| Your instructions |
Present every line in which the string "name" appears.
───── Data for this task
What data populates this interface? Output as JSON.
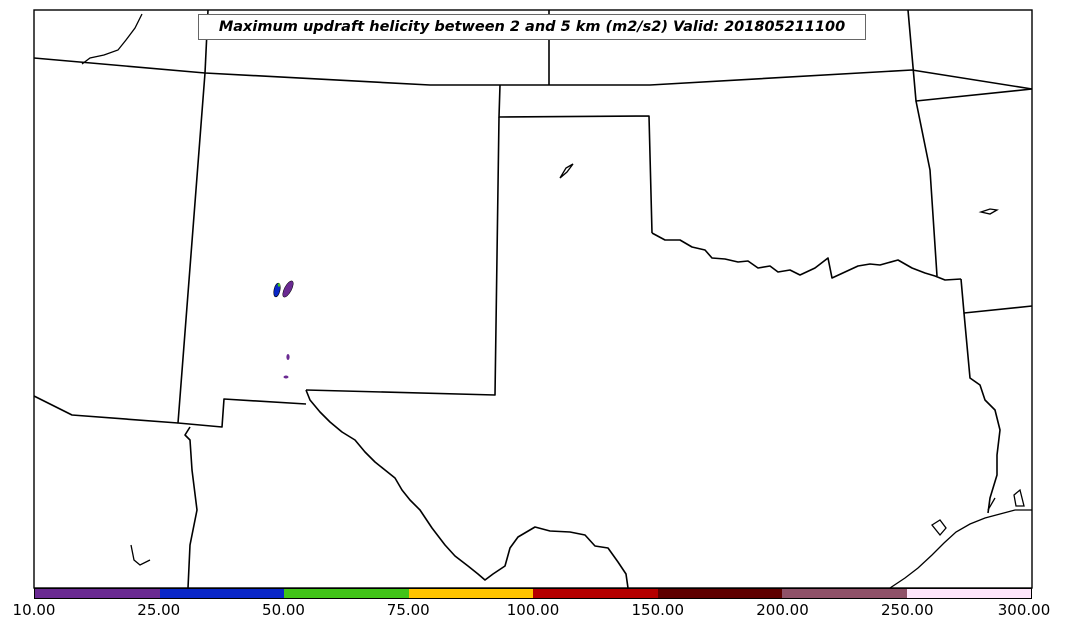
{
  "title": "Maximum updraft helicity between 2 and 5 km (m2/s2) Valid: 201805211100",
  "legend": {
    "ticks": [
      "10.00",
      "25.00",
      "50.00",
      "75.00",
      "100.00",
      "150.00",
      "200.00",
      "250.00",
      "300.00"
    ],
    "colors": [
      "#6a2a92",
      "#0a27c7",
      "#41c418",
      "#fec400",
      "#b50000",
      "#5e0000",
      "#8f5168",
      "#fde5fa"
    ]
  },
  "map": {
    "region": "Southern Plains (New Mexico, Texas, Oklahoma)",
    "features": [
      "state-borders",
      "coastline",
      "helicity-contours"
    ]
  }
}
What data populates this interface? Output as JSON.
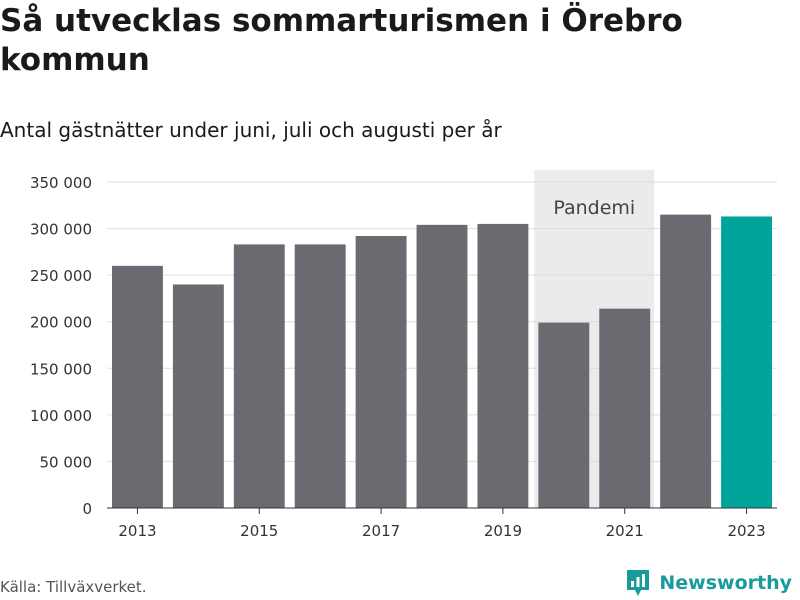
{
  "title": "Så utvecklas sommarturismen i Örebro kommun",
  "subtitle": "Antal gästnätter under juni, juli och augusti per år",
  "source": "Källa: Tillväxverket.",
  "brand": {
    "name": "Newsworthy",
    "color": "#1a9b9b"
  },
  "chart_data": {
    "type": "bar",
    "categories": [
      "2013",
      "2014",
      "2015",
      "2016",
      "2017",
      "2018",
      "2019",
      "2020",
      "2021",
      "2022",
      "2023"
    ],
    "values": [
      260000,
      240000,
      283000,
      283000,
      292000,
      304000,
      305000,
      199000,
      214000,
      315000,
      313000
    ],
    "ylim": [
      0,
      350000
    ],
    "yticks": [
      0,
      50000,
      100000,
      150000,
      200000,
      250000,
      300000,
      350000
    ],
    "ytick_labels": [
      "0",
      "50 000",
      "100 000",
      "150 000",
      "200 000",
      "250 000",
      "300 000",
      "350 000"
    ],
    "xtick_labels": [
      "2013",
      "2015",
      "2017",
      "2019",
      "2021",
      "2023"
    ],
    "xlabel": "",
    "ylabel": "",
    "grid": true,
    "bar_color": "#6b6a70",
    "highlight_color": "#00a49b",
    "highlight_category": "2023",
    "annotation": {
      "label": "Pandemi",
      "from": "2020",
      "to": "2021",
      "color": "#ebebeb"
    }
  }
}
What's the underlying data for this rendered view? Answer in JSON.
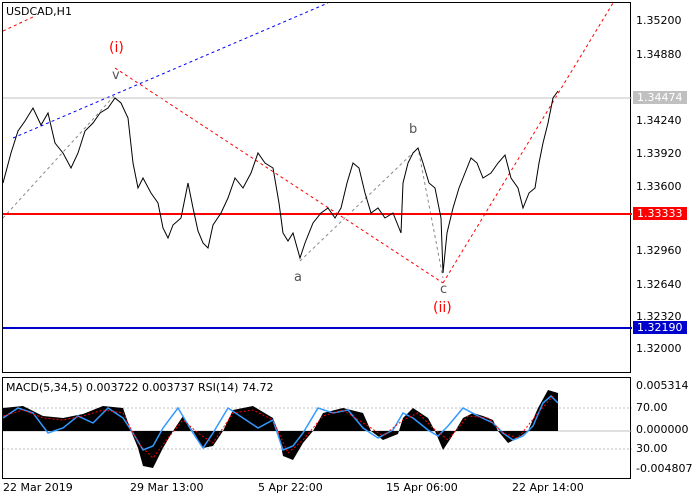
{
  "chart": {
    "title": "USDCAD,H1",
    "price_axis": [
      "1.35200",
      "1.34880",
      "1.34240",
      "1.33920",
      "1.33600",
      "1.32960",
      "1.32640",
      "1.32320",
      "1.32000"
    ],
    "time_axis": [
      "22 Mar 2019",
      "29 Mar 13:00",
      "5 Apr 22:00",
      "15 Apr 06:00",
      "22 Apr 14:00"
    ],
    "current_price": "1.34474",
    "support_level": "1.33333",
    "target_level": "1.32190",
    "wave_labels": {
      "i": "(i)",
      "ii": "(ii)",
      "v": "v",
      "a": "a",
      "b": "b",
      "c": "c"
    },
    "colors": {
      "support_line": "#ff0000",
      "target_line": "#0000cc",
      "wave_primary": "#ff0000",
      "wave_secondary": "#555555",
      "channel": "#0000ff",
      "current_tag": "#c0c0c0"
    }
  },
  "indicator": {
    "title": "MACD(5,34,5) 0.003722 0.003737 RSI(14) 74.72",
    "axis": [
      "0.005314",
      "70.00",
      "0.000000",
      "30.00",
      "-0.004807"
    ]
  }
}
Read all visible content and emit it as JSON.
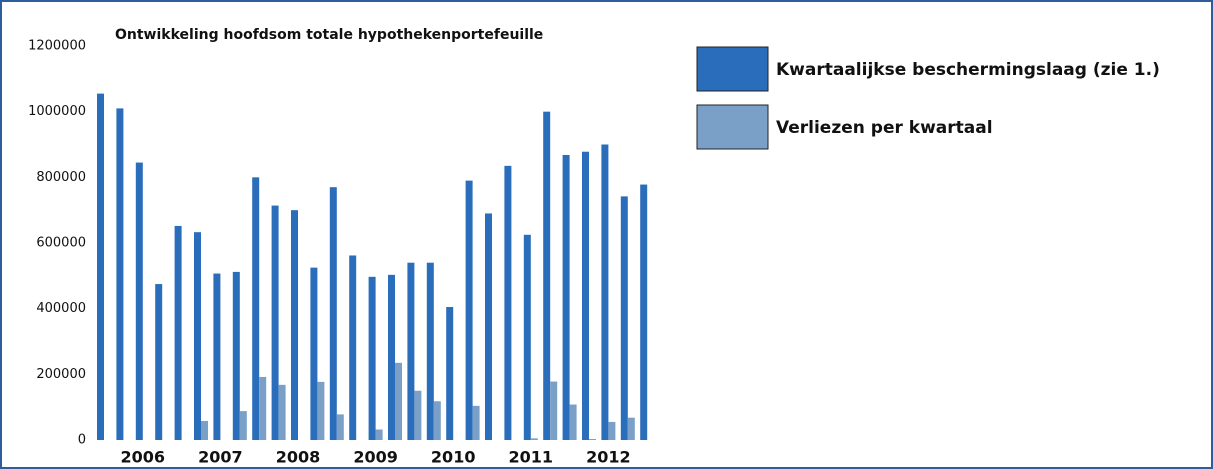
{
  "chart_data": {
    "type": "bar",
    "title": "Ontwikkeling hoofdsom totale hypothekenportefeuille",
    "categories": [
      null,
      null,
      "2006",
      null,
      null,
      null,
      "2007",
      null,
      null,
      null,
      "2008",
      null,
      null,
      null,
      "2009",
      null,
      null,
      null,
      "2010",
      null,
      null,
      null,
      "2011",
      null,
      null,
      null,
      "2012",
      null,
      null
    ],
    "series": [
      {
        "name": "Kwartaalijkse beschermingslaag (zie 1.)",
        "color": "#2a6ebb",
        "values": [
          1055000,
          1010000,
          845000,
          475000,
          652000,
          633000,
          507000,
          512000,
          800000,
          714000,
          700000,
          525000,
          770000,
          562000,
          497000,
          503000,
          540000,
          540000,
          405000,
          790000,
          690000,
          835000,
          625000,
          1000000,
          868000,
          878000,
          900000,
          742000,
          778000
        ]
      },
      {
        "name": "Verliezen per kwartaal",
        "color": "#7aa0c8",
        "values": [
          0,
          0,
          0,
          0,
          0,
          58000,
          0,
          88000,
          192000,
          168000,
          0,
          177000,
          78000,
          0,
          32000,
          235000,
          150000,
          118000,
          0,
          104000,
          0,
          0,
          5000,
          178000,
          108000,
          3000,
          55000,
          68000,
          0
        ]
      }
    ],
    "ylim": [
      0,
      1200000
    ],
    "yticks": [
      0,
      200000,
      400000,
      600000,
      800000,
      1000000,
      1200000
    ],
    "grid": false
  }
}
──────────
| Response for this exercise |
    "name": "Newsworthy",
        "name": "Kwartaalijkse beschermingslaag (zie 1.)",
        "name": "Verliezen per kwartaal",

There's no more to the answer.